● **Aim of the task**: Transcribe, exactly as they appear, only the lines from the one holding "Decode this image" through the end of the entries below.

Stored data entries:

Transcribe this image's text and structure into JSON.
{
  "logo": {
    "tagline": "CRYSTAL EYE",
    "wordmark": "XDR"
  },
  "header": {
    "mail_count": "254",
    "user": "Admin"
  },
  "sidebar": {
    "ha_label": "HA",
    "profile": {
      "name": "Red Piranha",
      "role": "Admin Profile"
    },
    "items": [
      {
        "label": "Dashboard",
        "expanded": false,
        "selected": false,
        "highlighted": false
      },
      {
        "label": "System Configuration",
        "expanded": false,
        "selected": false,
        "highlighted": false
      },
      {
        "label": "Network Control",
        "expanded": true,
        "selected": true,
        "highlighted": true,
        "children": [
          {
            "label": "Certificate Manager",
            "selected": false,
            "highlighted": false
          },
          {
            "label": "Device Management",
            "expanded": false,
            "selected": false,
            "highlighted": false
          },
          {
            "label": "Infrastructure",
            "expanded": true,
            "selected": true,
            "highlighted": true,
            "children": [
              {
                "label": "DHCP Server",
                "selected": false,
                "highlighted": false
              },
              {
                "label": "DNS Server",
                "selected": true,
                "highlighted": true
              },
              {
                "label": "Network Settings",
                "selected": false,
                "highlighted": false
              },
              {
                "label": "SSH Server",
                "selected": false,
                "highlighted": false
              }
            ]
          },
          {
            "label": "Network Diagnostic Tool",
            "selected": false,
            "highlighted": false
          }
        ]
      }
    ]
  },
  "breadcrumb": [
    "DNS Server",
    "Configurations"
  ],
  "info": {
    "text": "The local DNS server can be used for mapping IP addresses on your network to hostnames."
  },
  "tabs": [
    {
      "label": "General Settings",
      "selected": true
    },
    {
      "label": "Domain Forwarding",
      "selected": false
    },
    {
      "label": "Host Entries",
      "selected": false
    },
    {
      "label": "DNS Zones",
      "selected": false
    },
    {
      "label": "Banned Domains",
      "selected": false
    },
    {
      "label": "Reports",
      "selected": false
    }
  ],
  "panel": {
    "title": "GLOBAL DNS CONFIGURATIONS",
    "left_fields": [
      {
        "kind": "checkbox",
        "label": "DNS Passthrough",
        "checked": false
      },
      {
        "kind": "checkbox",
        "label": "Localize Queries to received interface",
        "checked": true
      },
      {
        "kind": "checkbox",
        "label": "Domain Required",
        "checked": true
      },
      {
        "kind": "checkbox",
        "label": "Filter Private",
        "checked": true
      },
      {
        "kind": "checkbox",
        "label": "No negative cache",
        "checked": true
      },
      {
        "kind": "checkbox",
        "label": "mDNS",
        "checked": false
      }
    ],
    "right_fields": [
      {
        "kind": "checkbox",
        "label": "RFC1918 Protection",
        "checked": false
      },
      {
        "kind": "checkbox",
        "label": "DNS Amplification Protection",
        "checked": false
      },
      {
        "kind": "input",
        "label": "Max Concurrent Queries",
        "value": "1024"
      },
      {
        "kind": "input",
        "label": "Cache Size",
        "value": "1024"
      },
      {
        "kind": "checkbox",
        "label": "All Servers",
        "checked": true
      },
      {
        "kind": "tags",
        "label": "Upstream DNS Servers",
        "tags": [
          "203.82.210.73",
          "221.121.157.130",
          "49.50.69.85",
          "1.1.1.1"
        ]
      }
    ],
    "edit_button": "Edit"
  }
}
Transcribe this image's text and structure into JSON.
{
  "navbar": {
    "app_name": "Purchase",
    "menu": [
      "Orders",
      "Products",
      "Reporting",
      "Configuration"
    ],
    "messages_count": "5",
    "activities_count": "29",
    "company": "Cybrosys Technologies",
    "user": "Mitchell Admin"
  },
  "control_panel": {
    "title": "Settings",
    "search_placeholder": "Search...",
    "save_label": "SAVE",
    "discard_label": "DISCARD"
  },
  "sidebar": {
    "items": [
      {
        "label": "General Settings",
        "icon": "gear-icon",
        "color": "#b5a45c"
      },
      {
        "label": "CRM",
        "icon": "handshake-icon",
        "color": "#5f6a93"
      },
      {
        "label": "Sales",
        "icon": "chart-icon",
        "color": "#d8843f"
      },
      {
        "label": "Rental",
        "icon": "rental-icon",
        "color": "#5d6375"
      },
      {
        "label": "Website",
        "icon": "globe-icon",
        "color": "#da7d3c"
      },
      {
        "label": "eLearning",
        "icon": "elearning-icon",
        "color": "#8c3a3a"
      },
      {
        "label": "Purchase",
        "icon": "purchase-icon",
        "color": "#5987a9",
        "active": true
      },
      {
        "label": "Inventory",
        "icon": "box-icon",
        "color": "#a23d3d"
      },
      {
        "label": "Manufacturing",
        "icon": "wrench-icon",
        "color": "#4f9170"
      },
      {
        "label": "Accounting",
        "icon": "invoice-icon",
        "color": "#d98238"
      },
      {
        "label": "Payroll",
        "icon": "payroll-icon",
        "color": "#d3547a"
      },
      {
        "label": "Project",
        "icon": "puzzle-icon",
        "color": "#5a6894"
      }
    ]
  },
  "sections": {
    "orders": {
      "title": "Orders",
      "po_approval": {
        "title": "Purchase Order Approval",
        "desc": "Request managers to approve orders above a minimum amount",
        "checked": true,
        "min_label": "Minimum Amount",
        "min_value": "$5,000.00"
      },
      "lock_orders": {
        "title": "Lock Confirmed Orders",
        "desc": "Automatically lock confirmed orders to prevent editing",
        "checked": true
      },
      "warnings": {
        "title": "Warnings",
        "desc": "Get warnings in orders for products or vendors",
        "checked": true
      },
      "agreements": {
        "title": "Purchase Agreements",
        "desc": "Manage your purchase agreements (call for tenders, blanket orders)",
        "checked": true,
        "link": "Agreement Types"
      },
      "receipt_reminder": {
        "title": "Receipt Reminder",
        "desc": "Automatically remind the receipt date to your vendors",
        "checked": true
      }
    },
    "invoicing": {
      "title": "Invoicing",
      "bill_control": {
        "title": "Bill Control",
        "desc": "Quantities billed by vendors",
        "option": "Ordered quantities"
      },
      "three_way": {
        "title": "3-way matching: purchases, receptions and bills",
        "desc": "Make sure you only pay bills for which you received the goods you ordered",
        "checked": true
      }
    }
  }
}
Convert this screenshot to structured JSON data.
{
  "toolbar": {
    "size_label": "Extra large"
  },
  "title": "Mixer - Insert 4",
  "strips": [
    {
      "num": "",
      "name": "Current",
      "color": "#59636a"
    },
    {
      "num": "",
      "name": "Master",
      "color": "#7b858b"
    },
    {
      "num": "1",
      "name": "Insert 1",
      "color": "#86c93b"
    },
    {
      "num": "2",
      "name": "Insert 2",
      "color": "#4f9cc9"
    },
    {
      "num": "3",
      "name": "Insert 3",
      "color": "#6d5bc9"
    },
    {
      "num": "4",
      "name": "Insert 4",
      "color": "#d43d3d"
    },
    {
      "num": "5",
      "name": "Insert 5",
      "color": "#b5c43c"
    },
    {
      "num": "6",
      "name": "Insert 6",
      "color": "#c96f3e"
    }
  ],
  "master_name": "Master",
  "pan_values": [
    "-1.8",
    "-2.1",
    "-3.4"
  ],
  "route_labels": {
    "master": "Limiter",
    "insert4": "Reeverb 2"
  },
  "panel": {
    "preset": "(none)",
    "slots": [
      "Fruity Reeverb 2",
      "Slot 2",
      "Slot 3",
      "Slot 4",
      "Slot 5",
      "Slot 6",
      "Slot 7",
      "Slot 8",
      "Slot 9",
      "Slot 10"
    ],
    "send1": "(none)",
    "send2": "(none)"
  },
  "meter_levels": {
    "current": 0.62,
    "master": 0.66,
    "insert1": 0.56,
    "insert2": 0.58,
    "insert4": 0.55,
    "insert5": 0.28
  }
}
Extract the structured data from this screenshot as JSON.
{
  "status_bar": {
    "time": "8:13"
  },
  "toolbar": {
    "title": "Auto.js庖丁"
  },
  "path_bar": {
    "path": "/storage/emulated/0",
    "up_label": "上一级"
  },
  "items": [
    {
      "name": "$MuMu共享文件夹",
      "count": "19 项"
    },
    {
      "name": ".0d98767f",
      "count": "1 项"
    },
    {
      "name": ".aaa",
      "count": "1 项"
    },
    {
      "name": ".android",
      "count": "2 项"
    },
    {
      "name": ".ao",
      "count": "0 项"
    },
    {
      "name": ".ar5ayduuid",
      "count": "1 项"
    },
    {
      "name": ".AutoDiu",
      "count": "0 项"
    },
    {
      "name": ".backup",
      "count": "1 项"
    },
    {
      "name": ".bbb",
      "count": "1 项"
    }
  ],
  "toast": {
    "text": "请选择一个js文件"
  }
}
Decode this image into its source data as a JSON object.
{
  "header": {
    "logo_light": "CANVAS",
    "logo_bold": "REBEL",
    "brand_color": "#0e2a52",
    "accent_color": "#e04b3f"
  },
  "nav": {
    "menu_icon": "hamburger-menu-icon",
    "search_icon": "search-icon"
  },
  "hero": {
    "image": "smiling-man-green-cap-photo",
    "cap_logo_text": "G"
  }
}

● **Reply to the exercise**:
Decode this image into its source data as a JSON object.
{
  "header": {
    "logo_light": "CANVAS",
    "logo_bold": "REBEL",
    "brand_color": "#0e2a52",
    "accent_color": "#e04b3f"
  },
  "nav": {
    "menu_icon": "hamburger-menu-icon",
    "search_icon": "search-icon"
  },
  "hero": {
    "image": "smiling-man-green-cap-photo",
    "cap_logo_text": "G"
  }
}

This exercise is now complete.